### INPUT MATERIAL
========================================================================

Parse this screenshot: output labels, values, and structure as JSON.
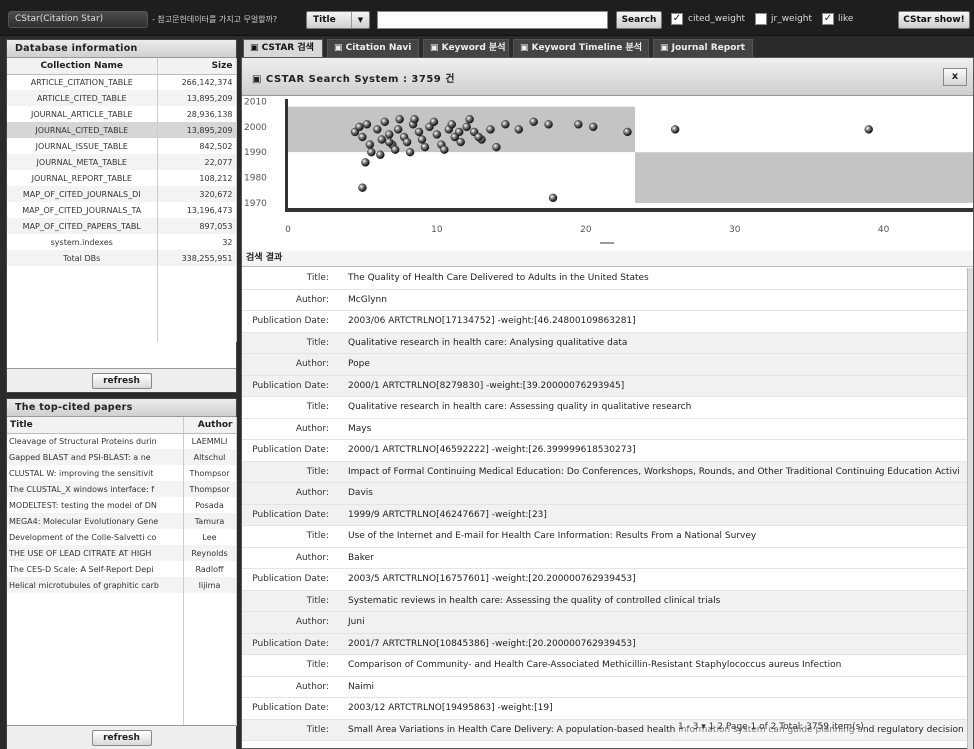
{
  "topbar": {
    "app_title": "CStar(Citation Star)",
    "subtitle": "- 참고문헌데이터를 가지고 무얼할까?",
    "search_field": "Title",
    "search_value": "",
    "search_label": "Search",
    "cited_weight_label": "cited_weight",
    "cited_weight_checked": "✓",
    "jr_weight_label": "jr_weight",
    "like_label": "like",
    "like_checked": "✓",
    "cstar_show_label": "CStar show!"
  },
  "database_panel": {
    "title": "Database information",
    "col_name": "Collection Name",
    "col_size": "Size",
    "rows": [
      {
        "name": "ARTICLE_CITATION_TABLE",
        "size": "266,142,374"
      },
      {
        "name": "ARTICLE_CITED_TABLE",
        "size": "13,895,209"
      },
      {
        "name": "JOURNAL_ARTICLE_TABLE",
        "size": "28,936,138"
      },
      {
        "name": "JOURNAL_CITED_TABLE",
        "size": "13,895,209"
      },
      {
        "name": "JOURNAL_ISSUE_TABLE",
        "size": "842,502"
      },
      {
        "name": "JOURNAL_META_TABLE",
        "size": "22,077"
      },
      {
        "name": "JOURNAL_REPORT_TABLE",
        "size": "108,212"
      },
      {
        "name": "MAP_OF_CITED_JOURNALS_DI",
        "size": "320,672"
      },
      {
        "name": "MAP_OF_CITED_JOURNALS_TA",
        "size": "13,196,473"
      },
      {
        "name": "MAP_OF_CITED_PAPERS_TABL",
        "size": "897,053"
      },
      {
        "name": "system.indexes",
        "size": "32"
      },
      {
        "name": "Total DBs",
        "size": "338,255,951"
      }
    ],
    "refresh_label": "refresh"
  },
  "topcited_panel": {
    "title": "The top-cited papers",
    "col_title": "Title",
    "col_author": "Author",
    "rows": [
      {
        "title": "Cleavage of Structural Proteins durin",
        "author": "LAEMMLI"
      },
      {
        "title": "Gapped BLAST and PSI-BLAST: a ne",
        "author": "Altschul"
      },
      {
        "title": "CLUSTAL W: improving the sensitivit",
        "author": "Thompsor"
      },
      {
        "title": "The CLUSTAL_X windows interface: f",
        "author": "Thompsor"
      },
      {
        "title": "MODELTEST: testing the model of DN",
        "author": "Posada"
      },
      {
        "title": "MEGA4: Molecular Evolutionary Gene",
        "author": "Tamura"
      },
      {
        "title": "Development of the Colle-Salvetti co",
        "author": "Lee"
      },
      {
        "title": "THE USE OF LEAD CITRATE AT HIGH",
        "author": "Reynolds"
      },
      {
        "title": "The CES-D Scale: A Self-Report Depi",
        "author": "Radloff"
      },
      {
        "title": "Helical microtubules of graphitic carb",
        "author": "Iijima"
      }
    ],
    "refresh_label": "refresh"
  },
  "tabs": [
    {
      "label": "▣ CSTAR 검색"
    },
    {
      "label": "▣ Citation Navi"
    },
    {
      "label": "▣ Keyword 분석"
    },
    {
      "label": "▣ Keyword Timeline 분석"
    },
    {
      "label": "▣ Journal Report"
    }
  ],
  "search_system": {
    "title": "▣ CSTAR Search System :  3759 건",
    "close_label": "x"
  },
  "chart_data": {
    "type": "scatter",
    "x_ticks": [
      "0",
      "10",
      "20",
      "30",
      "40"
    ],
    "y_ticks": [
      "2010",
      "2000",
      "1990",
      "1980",
      "1970"
    ],
    "xlim": [
      0,
      46
    ],
    "ylim": [
      1968,
      2011
    ],
    "points": [
      [
        4.5,
        1998
      ],
      [
        5,
        1996
      ],
      [
        5.5,
        1993
      ],
      [
        6,
        1999
      ],
      [
        6.3,
        1995
      ],
      [
        6.8,
        1997
      ],
      [
        7,
        1993
      ],
      [
        7.4,
        1999
      ],
      [
        7.8,
        1996
      ],
      [
        8,
        1994
      ],
      [
        8.4,
        2001
      ],
      [
        8.8,
        1998
      ],
      [
        9,
        1995
      ],
      [
        9.5,
        2000
      ],
      [
        10,
        1997
      ],
      [
        10.3,
        1993
      ],
      [
        10.8,
        1999
      ],
      [
        11.2,
        1996
      ],
      [
        11.6,
        1994
      ],
      [
        12,
        2000
      ],
      [
        12.5,
        1998
      ],
      [
        13,
        1995
      ],
      [
        4.8,
        2000
      ],
      [
        5.3,
        2001
      ],
      [
        6.5,
        2002
      ],
      [
        7.5,
        2003
      ],
      [
        8.5,
        2003
      ],
      [
        9.8,
        2002
      ],
      [
        11,
        2001
      ],
      [
        12.2,
        2003
      ],
      [
        5.6,
        1990
      ],
      [
        6.2,
        1989
      ],
      [
        7.2,
        1991
      ],
      [
        8.2,
        1990
      ],
      [
        10.5,
        1991
      ],
      [
        14,
        1992
      ],
      [
        14.6,
        2001
      ],
      [
        15.5,
        1999
      ],
      [
        16.5,
        2002
      ],
      [
        17.5,
        2001
      ],
      [
        19.5,
        2001
      ],
      [
        20.5,
        2000
      ],
      [
        22.8,
        1998
      ],
      [
        26,
        1999
      ],
      [
        39,
        1999
      ],
      [
        13.6,
        1999
      ],
      [
        5.2,
        1986
      ],
      [
        5,
        1976
      ],
      [
        17.8,
        1972
      ],
      [
        11.5,
        1998
      ],
      [
        6.8,
        1994
      ],
      [
        9.2,
        1992
      ],
      [
        12.8,
        1996
      ]
    ]
  },
  "results": {
    "header": "검색 결과",
    "rows": [
      {
        "label": "Title:",
        "value": "The Quality of Health Care Delivered to Adults in the United States"
      },
      {
        "label": "Author:",
        "value": "McGlynn"
      },
      {
        "label": "Publication Date:",
        "value": "2003/06 ARTCTRLNO[17134752] -weight:[46.24800109863281]"
      },
      {
        "label": "Title:",
        "value": "Qualitative research in health care: Analysing qualitative data"
      },
      {
        "label": "Author:",
        "value": "Pope"
      },
      {
        "label": "Publication Date:",
        "value": "2000/1 ARTCTRLNO[8279830] -weight:[39.20000076293945]"
      },
      {
        "label": "Title:",
        "value": "Qualitative research in health care: Assessing quality in qualitative research"
      },
      {
        "label": "Author:",
        "value": "Mays"
      },
      {
        "label": "Publication Date:",
        "value": "2000/1 ARTCTRLNO[46592222] -weight:[26.399999618530273]"
      },
      {
        "label": "Title:",
        "value": "Impact of Formal Continuing Medical Education: Do Conferences, Workshops, Rounds, and Other Traditional Continuing Education Activi"
      },
      {
        "label": "Author:",
        "value": "Davis"
      },
      {
        "label": "Publication Date:",
        "value": "1999/9 ARTCTRLNO[46247667] -weight:[23]"
      },
      {
        "label": "Title:",
        "value": "Use of the Internet and E-mail for Health Care Information: Results From a National Survey"
      },
      {
        "label": "Author:",
        "value": "Baker"
      },
      {
        "label": "Publication Date:",
        "value": "2003/5 ARTCTRLNO[16757601] -weight:[20.200000762939453]"
      },
      {
        "label": "Title:",
        "value": "Systematic reviews in health care: Assessing the quality of controlled clinical trials"
      },
      {
        "label": "Author:",
        "value": "Juni"
      },
      {
        "label": "Publication Date:",
        "value": "2001/7 ARTCTRLNO[10845386] -weight:[20.200000762939453]"
      },
      {
        "label": "Title:",
        "value": "Comparison of Community- and Health Care-Associated Methicillin-Resistant Staphylococcus aureus Infection"
      },
      {
        "label": "Author:",
        "value": "Naimi"
      },
      {
        "label": "Publication Date:",
        "value": "2003/12 ARTCTRLNO[19495863] -weight:[19]"
      },
      {
        "label": "Title:",
        "value": "Small Area Variations in Health Care Delivery: A population-based health information system can guide planning and regulatory decision"
      }
    ],
    "pager": "1 - 3  ▾   1  2  Page 1 of 2  Total: 3759 item(s)"
  }
}
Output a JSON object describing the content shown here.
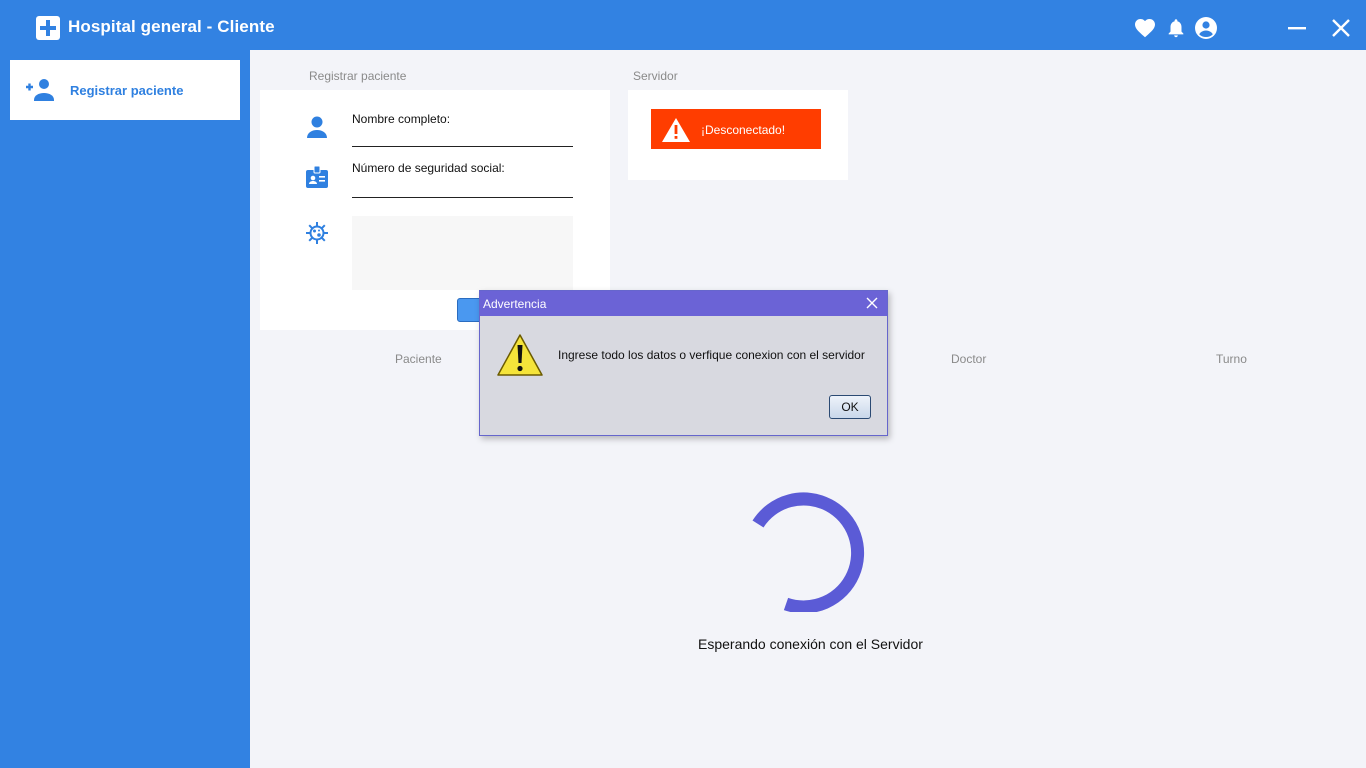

========================================================================

### HOW TO COMPLETE THIS TASK
Whenever a line above contains "Qualitative", copy that line.

### REPLY TO THE TASK
        "value": "Qualitative research in health care: Analysing qualitative data"
        "value": "Qualitative research in health care: Assessing quality in qualitative research"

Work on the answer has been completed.